Work instructions
Every line below that mentions the word "label" should be copied out.

Records
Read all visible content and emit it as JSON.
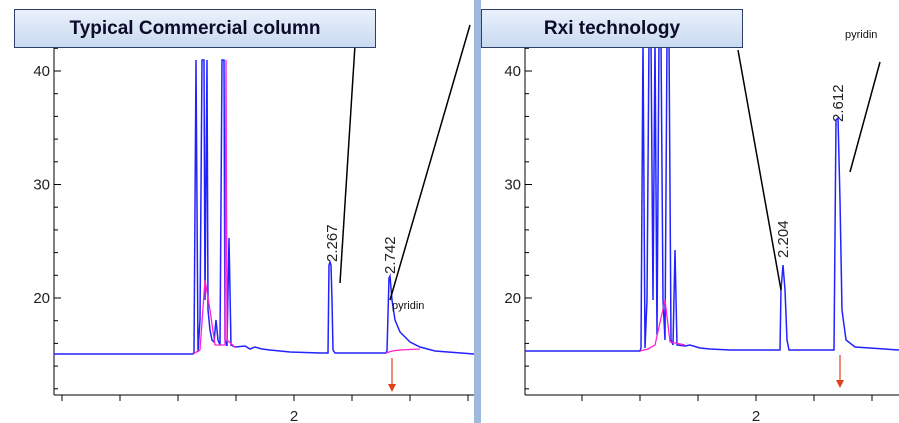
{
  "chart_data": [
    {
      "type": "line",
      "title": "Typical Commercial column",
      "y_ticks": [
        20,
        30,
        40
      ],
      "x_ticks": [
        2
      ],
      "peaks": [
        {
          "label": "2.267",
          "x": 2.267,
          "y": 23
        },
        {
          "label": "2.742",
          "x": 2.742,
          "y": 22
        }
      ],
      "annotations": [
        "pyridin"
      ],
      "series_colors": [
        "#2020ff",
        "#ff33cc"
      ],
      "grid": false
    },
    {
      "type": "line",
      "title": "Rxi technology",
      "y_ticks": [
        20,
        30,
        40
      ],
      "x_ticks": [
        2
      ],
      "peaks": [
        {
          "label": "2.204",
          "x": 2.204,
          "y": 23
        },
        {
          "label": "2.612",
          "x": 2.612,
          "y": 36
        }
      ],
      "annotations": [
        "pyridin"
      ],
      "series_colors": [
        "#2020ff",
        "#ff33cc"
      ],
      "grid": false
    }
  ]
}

Reply
          "label": "2.267",
          "label": "2.742",
          "label": "2.204",
          "label": "2.612",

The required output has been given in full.